**Problem statement:** Write out all the entries word for word and omit any pictures.

(Source records)
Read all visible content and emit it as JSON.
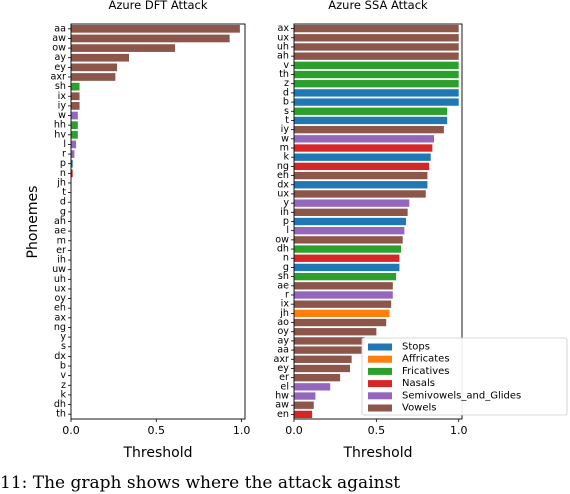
{
  "chart_data": [
    {
      "type": "bar",
      "orientation": "horizontal",
      "title": "Azure DFT Attack",
      "xlabel": "Threshold",
      "ylabel": "Phonemes",
      "xlim": [
        0,
        1.02
      ],
      "xticks": [
        "0.0",
        "0.5",
        "1.0"
      ],
      "categories": [
        "aa",
        "aw",
        "ow",
        "ay",
        "ey",
        "axr",
        "sh",
        "ix",
        "iy",
        "w",
        "hh",
        "hv",
        "l",
        "r",
        "p",
        "n",
        "jh",
        "t",
        "d",
        "g",
        "ah",
        "ae",
        "m",
        "er",
        "ih",
        "uw",
        "uh",
        "ux",
        "oy",
        "eh",
        "ax",
        "ng",
        "y",
        "s",
        "dx",
        "b",
        "v",
        "z",
        "k",
        "dh",
        "th"
      ],
      "values": [
        0.99,
        0.93,
        0.61,
        0.34,
        0.27,
        0.26,
        0.05,
        0.05,
        0.05,
        0.04,
        0.04,
        0.04,
        0.03,
        0.02,
        0.01,
        0.01,
        0.0,
        0.0,
        0.0,
        0.0,
        0.0,
        0.0,
        0.0,
        0.0,
        0.0,
        0.0,
        0.0,
        0.0,
        0.0,
        0.0,
        0.0,
        0.0,
        0.0,
        0.0,
        0.0,
        0.0,
        0.0,
        0.0,
        0.0,
        0.0,
        0.0
      ],
      "classes": [
        "Vowels",
        "Vowels",
        "Vowels",
        "Vowels",
        "Vowels",
        "Vowels",
        "Fricatives",
        "Vowels",
        "Vowels",
        "Semivowels_and_Glides",
        "Fricatives",
        "Fricatives",
        "Semivowels_and_Glides",
        "Semivowels_and_Glides",
        "Stops",
        "Nasals",
        "Affricates",
        "Stops",
        "Stops",
        "Stops",
        "Vowels",
        "Vowels",
        "Nasals",
        "Vowels",
        "Vowels",
        "Vowels",
        "Vowels",
        "Vowels",
        "Vowels",
        "Vowels",
        "Vowels",
        "Nasals",
        "Semivowels_and_Glides",
        "Fricatives",
        "Stops",
        "Stops",
        "Fricatives",
        "Fricatives",
        "Stops",
        "Fricatives",
        "Fricatives"
      ]
    },
    {
      "type": "bar",
      "orientation": "horizontal",
      "title": "Azure SSA Attack",
      "xlabel": "Threshold",
      "ylabel": "",
      "xlim": [
        0,
        1.02
      ],
      "xticks": [
        "0.0",
        "0.5",
        "1.0"
      ],
      "categories": [
        "ax",
        "ux",
        "uh",
        "ah",
        "v",
        "th",
        "z",
        "d",
        "b",
        "s",
        "t",
        "iy",
        "w",
        "m",
        "k",
        "ng",
        "eh",
        "dx",
        "ux",
        "y",
        "ih",
        "p",
        "l",
        "ow",
        "dh",
        "n",
        "g",
        "sh",
        "ae",
        "r",
        "ix",
        "jh",
        "ao",
        "oy",
        "ay",
        "aa",
        "axr",
        "ey",
        "er",
        "el",
        "hw",
        "aw",
        "en"
      ],
      "values": [
        1.0,
        1.0,
        1.0,
        1.0,
        1.0,
        1.0,
        1.0,
        1.0,
        1.0,
        0.93,
        0.93,
        0.91,
        0.85,
        0.84,
        0.83,
        0.82,
        0.81,
        0.81,
        0.8,
        0.7,
        0.69,
        0.68,
        0.67,
        0.66,
        0.65,
        0.64,
        0.64,
        0.62,
        0.6,
        0.6,
        0.59,
        0.58,
        0.56,
        0.5,
        0.43,
        0.41,
        0.35,
        0.34,
        0.28,
        0.22,
        0.13,
        0.12,
        0.11
      ],
      "classes": [
        "Vowels",
        "Vowels",
        "Vowels",
        "Vowels",
        "Fricatives",
        "Fricatives",
        "Fricatives",
        "Stops",
        "Stops",
        "Fricatives",
        "Stops",
        "Vowels",
        "Semivowels_and_Glides",
        "Nasals",
        "Stops",
        "Nasals",
        "Vowels",
        "Stops",
        "Vowels",
        "Semivowels_and_Glides",
        "Vowels",
        "Stops",
        "Semivowels_and_Glides",
        "Vowels",
        "Fricatives",
        "Nasals",
        "Stops",
        "Fricatives",
        "Vowels",
        "Semivowels_and_Glides",
        "Vowels",
        "Affricates",
        "Vowels",
        "Vowels",
        "Vowels",
        "Vowels",
        "Vowels",
        "Vowels",
        "Vowels",
        "Semivowels_and_Glides",
        "Semivowels_and_Glides",
        "Vowels",
        "Nasals"
      ],
      "legend": {
        "placement": "lower-right",
        "entries": [
          {
            "label": "Stops",
            "color": "#1f77b4"
          },
          {
            "label": "Affricates",
            "color": "#ff7f0e"
          },
          {
            "label": "Fricatives",
            "color": "#2ca02c"
          },
          {
            "label": "Nasals",
            "color": "#d62728"
          },
          {
            "label": "Semivowels_and_Glides",
            "color": "#9467bd"
          },
          {
            "label": "Vowels",
            "color": "#8c564b"
          }
        ]
      }
    }
  ],
  "caption": "11: The graph shows where the attack against"
}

**Solution to this problem:**
Read all visible content and emit it as JSON.
{
  "chart_data": [
    {
      "type": "bar",
      "orientation": "horizontal",
      "title": "Azure DFT Attack",
      "xlabel": "Threshold",
      "ylabel": "Phonemes",
      "xlim": [
        0,
        1.02
      ],
      "xticks": [
        "0.0",
        "0.5",
        "1.0"
      ],
      "categories": [
        "aa",
        "aw",
        "ow",
        "ay",
        "ey",
        "axr",
        "sh",
        "ix",
        "iy",
        "w",
        "hh",
        "hv",
        "l",
        "r",
        "p",
        "n",
        "jh",
        "t",
        "d",
        "g",
        "ah",
        "ae",
        "m",
        "er",
        "ih",
        "uw",
        "uh",
        "ux",
        "oy",
        "eh",
        "ax",
        "ng",
        "y",
        "s",
        "dx",
        "b",
        "v",
        "z",
        "k",
        "dh",
        "th"
      ],
      "values": [
        0.99,
        0.93,
        0.61,
        0.34,
        0.27,
        0.26,
        0.05,
        0.05,
        0.05,
        0.04,
        0.04,
        0.04,
        0.03,
        0.02,
        0.01,
        0.01,
        0.0,
        0.0,
        0.0,
        0.0,
        0.0,
        0.0,
        0.0,
        0.0,
        0.0,
        0.0,
        0.0,
        0.0,
        0.0,
        0.0,
        0.0,
        0.0,
        0.0,
        0.0,
        0.0,
        0.0,
        0.0,
        0.0,
        0.0,
        0.0,
        0.0
      ],
      "classes": [
        "Vowels",
        "Vowels",
        "Vowels",
        "Vowels",
        "Vowels",
        "Vowels",
        "Fricatives",
        "Vowels",
        "Vowels",
        "Semivowels_and_Glides",
        "Fricatives",
        "Fricatives",
        "Semivowels_and_Glides",
        "Semivowels_and_Glides",
        "Stops",
        "Nasals",
        "Affricates",
        "Stops",
        "Stops",
        "Stops",
        "Vowels",
        "Vowels",
        "Nasals",
        "Vowels",
        "Vowels",
        "Vowels",
        "Vowels",
        "Vowels",
        "Vowels",
        "Vowels",
        "Vowels",
        "Nasals",
        "Semivowels_and_Glides",
        "Fricatives",
        "Stops",
        "Stops",
        "Fricatives",
        "Fricatives",
        "Stops",
        "Fricatives",
        "Fricatives"
      ]
    },
    {
      "type": "bar",
      "orientation": "horizontal",
      "title": "Azure SSA Attack",
      "xlabel": "Threshold",
      "ylabel": "",
      "xlim": [
        0,
        1.02
      ],
      "xticks": [
        "0.0",
        "0.5",
        "1.0"
      ],
      "categories": [
        "ax",
        "ux",
        "uh",
        "ah",
        "v",
        "th",
        "z",
        "d",
        "b",
        "s",
        "t",
        "iy",
        "w",
        "m",
        "k",
        "ng",
        "eh",
        "dx",
        "ux",
        "y",
        "ih",
        "p",
        "l",
        "ow",
        "dh",
        "n",
        "g",
        "sh",
        "ae",
        "r",
        "ix",
        "jh",
        "ao",
        "oy",
        "ay",
        "aa",
        "axr",
        "ey",
        "er",
        "el",
        "hw",
        "aw",
        "en"
      ],
      "values": [
        1.0,
        1.0,
        1.0,
        1.0,
        1.0,
        1.0,
        1.0,
        1.0,
        1.0,
        0.93,
        0.93,
        0.91,
        0.85,
        0.84,
        0.83,
        0.82,
        0.81,
        0.81,
        0.8,
        0.7,
        0.69,
        0.68,
        0.67,
        0.66,
        0.65,
        0.64,
        0.64,
        0.62,
        0.6,
        0.6,
        0.59,
        0.58,
        0.56,
        0.5,
        0.43,
        0.41,
        0.35,
        0.34,
        0.28,
        0.22,
        0.13,
        0.12,
        0.11
      ],
      "classes": [
        "Vowels",
        "Vowels",
        "Vowels",
        "Vowels",
        "Fricatives",
        "Fricatives",
        "Fricatives",
        "Stops",
        "Stops",
        "Fricatives",
        "Stops",
        "Vowels",
        "Semivowels_and_Glides",
        "Nasals",
        "Stops",
        "Nasals",
        "Vowels",
        "Stops",
        "Vowels",
        "Semivowels_and_Glides",
        "Vowels",
        "Stops",
        "Semivowels_and_Glides",
        "Vowels",
        "Fricatives",
        "Nasals",
        "Stops",
        "Fricatives",
        "Vowels",
        "Semivowels_and_Glides",
        "Vowels",
        "Affricates",
        "Vowels",
        "Vowels",
        "Vowels",
        "Vowels",
        "Vowels",
        "Vowels",
        "Vowels",
        "Semivowels_and_Glides",
        "Semivowels_and_Glides",
        "Vowels",
        "Nasals"
      ],
      "legend": {
        "placement": "lower-right",
        "entries": [
          {
            "label": "Stops",
            "color": "#1f77b4"
          },
          {
            "label": "Affricates",
            "color": "#ff7f0e"
          },
          {
            "label": "Fricatives",
            "color": "#2ca02c"
          },
          {
            "label": "Nasals",
            "color": "#d62728"
          },
          {
            "label": "Semivowels_and_Glides",
            "color": "#9467bd"
          },
          {
            "label": "Vowels",
            "color": "#8c564b"
          }
        ]
      }
    }
  ],
  "caption": "11: The graph shows where the attack against"
}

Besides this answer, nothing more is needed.